[Stored data]
......

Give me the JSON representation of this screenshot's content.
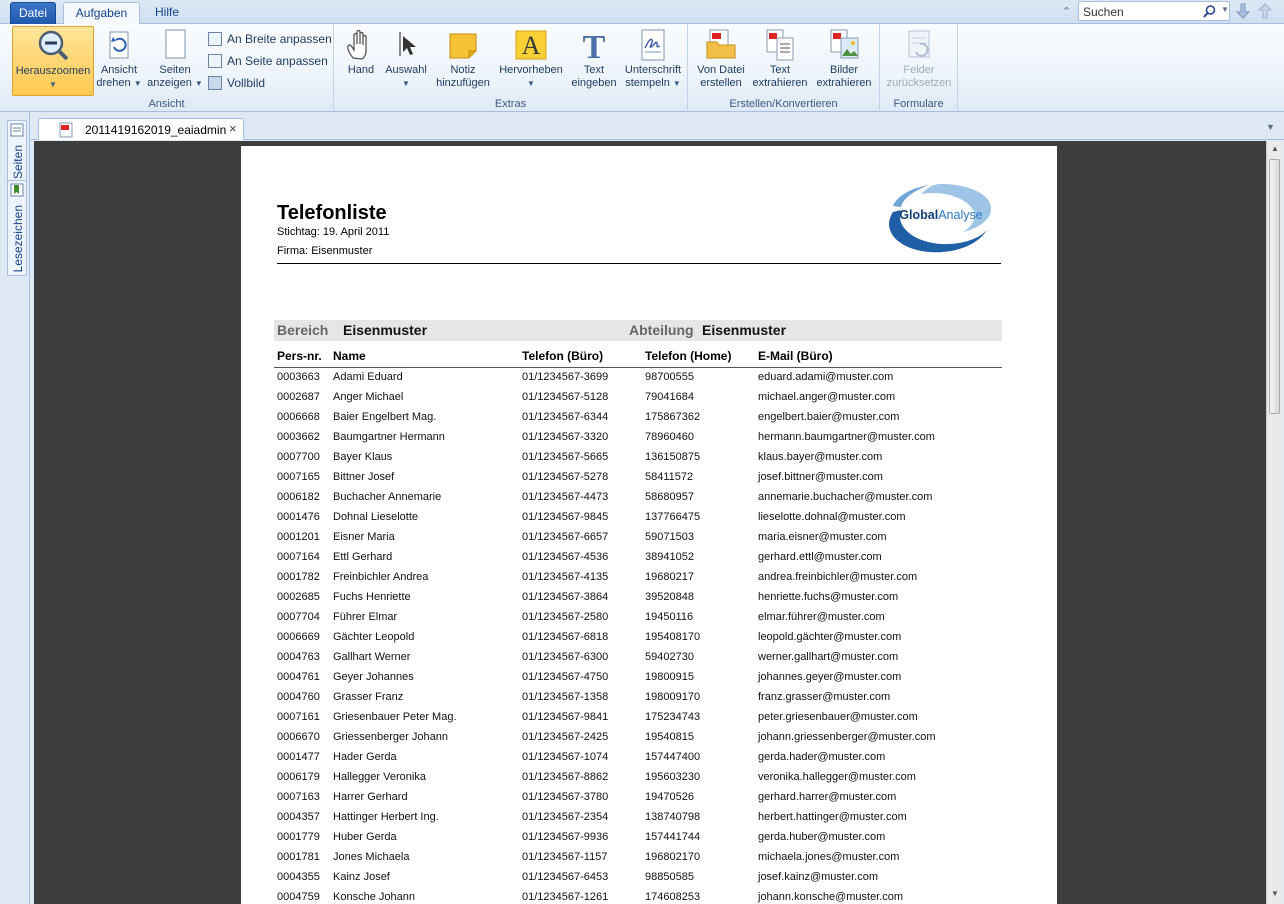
{
  "menu": {
    "tabs": [
      "Datei",
      "Aufgaben",
      "Hilfe"
    ]
  },
  "search": {
    "placeholder": "Suchen"
  },
  "ribbon": {
    "ansicht": {
      "label": "Ansicht",
      "herauszoomen": "Herauszoomen",
      "ansicht_drehen": [
        "Ansicht",
        "drehen"
      ],
      "seiten_anzeigen": [
        "Seiten",
        "anzeigen"
      ],
      "an_breite": "An Breite anpassen",
      "an_seite": "An Seite anpassen",
      "vollbild": "Vollbild"
    },
    "extras": {
      "label": "Extras",
      "hand": "Hand",
      "auswahl": "Auswahl",
      "notiz": [
        "Notiz",
        "hinzufügen"
      ],
      "hervorheben": "Hervorheben",
      "text_eingeben": [
        "Text",
        "eingeben"
      ],
      "unterschrift": [
        "Unterschrift",
        "stempeln"
      ]
    },
    "erstellen": {
      "label": "Erstellen/Konvertieren",
      "von_datei": [
        "Von Datei",
        "erstellen"
      ],
      "text_extrahieren": [
        "Text",
        "extrahieren"
      ],
      "bilder_extrahieren": [
        "Bilder",
        "extrahieren"
      ]
    },
    "formulare": {
      "label": "Formulare",
      "felder": [
        "Felder",
        "zurücksetzen"
      ]
    }
  },
  "sidepanel": {
    "seiten": "Seiten",
    "lesezeichen": "Lesezeichen"
  },
  "document_tab": {
    "title": "2011419162019_eaiadmin",
    "close": "×"
  },
  "report": {
    "title": "Telefonliste",
    "stichtag": "Stichtag: 19. April 2011",
    "firma": "Firma: Eisenmuster",
    "logo_text": [
      "Global",
      "Analyse"
    ],
    "bereich_label": "Bereich",
    "bereich_value": "Eisenmuster",
    "abteilung_label": "Abteilung",
    "abteilung_value": "Eisenmuster",
    "columns": [
      "Pers-nr.",
      "Name",
      "Telefon (Büro)",
      "Telefon (Home)",
      "E-Mail (Büro)"
    ],
    "rows": [
      [
        "0003663",
        "Adami Eduard",
        "01/1234567-3699",
        "98700555",
        "eduard.adami@muster.com"
      ],
      [
        "0002687",
        "Anger Michael",
        "01/1234567-5128",
        "79041684",
        "michael.anger@muster.com"
      ],
      [
        "0006668",
        "Baier Engelbert Mag.",
        "01/1234567-6344",
        "175867362",
        "engelbert.baier@muster.com"
      ],
      [
        "0003662",
        "Baumgartner Hermann",
        "01/1234567-3320",
        "78960460",
        "hermann.baumgartner@muster.com"
      ],
      [
        "0007700",
        "Bayer Klaus",
        "01/1234567-5665",
        "136150875",
        "klaus.bayer@muster.com"
      ],
      [
        "0007165",
        "Bittner Josef",
        "01/1234567-5278",
        "58411572",
        "josef.bittner@muster.com"
      ],
      [
        "0006182",
        "Buchacher Annemarie",
        "01/1234567-4473",
        "58680957",
        "annemarie.buchacher@muster.com"
      ],
      [
        "0001476",
        "Dohnal Lieselotte",
        "01/1234567-9845",
        "137766475",
        "lieselotte.dohnal@muster.com"
      ],
      [
        "0001201",
        "Eisner Maria",
        "01/1234567-6657",
        "59071503",
        "maria.eisner@muster.com"
      ],
      [
        "0007164",
        "Ettl Gerhard",
        "01/1234567-4536",
        "38941052",
        "gerhard.ettl@muster.com"
      ],
      [
        "0001782",
        "Freinbichler Andrea",
        "01/1234567-4135",
        "19680217",
        "andrea.freinbichler@muster.com"
      ],
      [
        "0002685",
        "Fuchs Henriette",
        "01/1234567-3864",
        "39520848",
        "henriette.fuchs@muster.com"
      ],
      [
        "0007704",
        "Führer Elmar",
        "01/1234567-2580",
        "19450116",
        "elmar.führer@muster.com"
      ],
      [
        "0006669",
        "Gächter Leopold",
        "01/1234567-6818",
        "195408170",
        "leopold.gächter@muster.com"
      ],
      [
        "0004763",
        "Gallhart Werner",
        "01/1234567-6300",
        "59402730",
        "werner.gallhart@muster.com"
      ],
      [
        "0004761",
        "Geyer Johannes",
        "01/1234567-4750",
        "19800915",
        "johannes.geyer@muster.com"
      ],
      [
        "0004760",
        "Grasser Franz",
        "01/1234567-1358",
        "198009170",
        "franz.grasser@muster.com"
      ],
      [
        "0007161",
        "Griesenbauer Peter Mag.",
        "01/1234567-9841",
        "175234743",
        "peter.griesenbauer@muster.com"
      ],
      [
        "0006670",
        "Griessenberger Johann",
        "01/1234567-2425",
        "19540815",
        "johann.griessenberger@muster.com"
      ],
      [
        "0001477",
        "Hader Gerda",
        "01/1234567-1074",
        "157447400",
        "gerda.hader@muster.com"
      ],
      [
        "0006179",
        "Hallegger Veronika",
        "01/1234567-8862",
        "195603230",
        "veronika.hallegger@muster.com"
      ],
      [
        "0007163",
        "Harrer Gerhard",
        "01/1234567-3780",
        "19470526",
        "gerhard.harrer@muster.com"
      ],
      [
        "0004357",
        "Hattinger Herbert Ing.",
        "01/1234567-2354",
        "138740798",
        "herbert.hattinger@muster.com"
      ],
      [
        "0001779",
        "Huber Gerda",
        "01/1234567-9936",
        "157441744",
        "gerda.huber@muster.com"
      ],
      [
        "0001781",
        "Jones Michaela",
        "01/1234567-1157",
        "196802170",
        "michaela.jones@muster.com"
      ],
      [
        "0004355",
        "Kainz Josef",
        "01/1234567-6453",
        "98850585",
        "josef.kainz@muster.com"
      ],
      [
        "0004759",
        "Konsche Johann",
        "01/1234567-1261",
        "174608253",
        "johann.konsche@muster.com"
      ]
    ]
  }
}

......

## Goal
Check every line of the data, and copy the ones that contain "anpassen".

## Complete output
      "an_breite": "An Breite anpassen",
      "an_seite": "An Seite anpassen",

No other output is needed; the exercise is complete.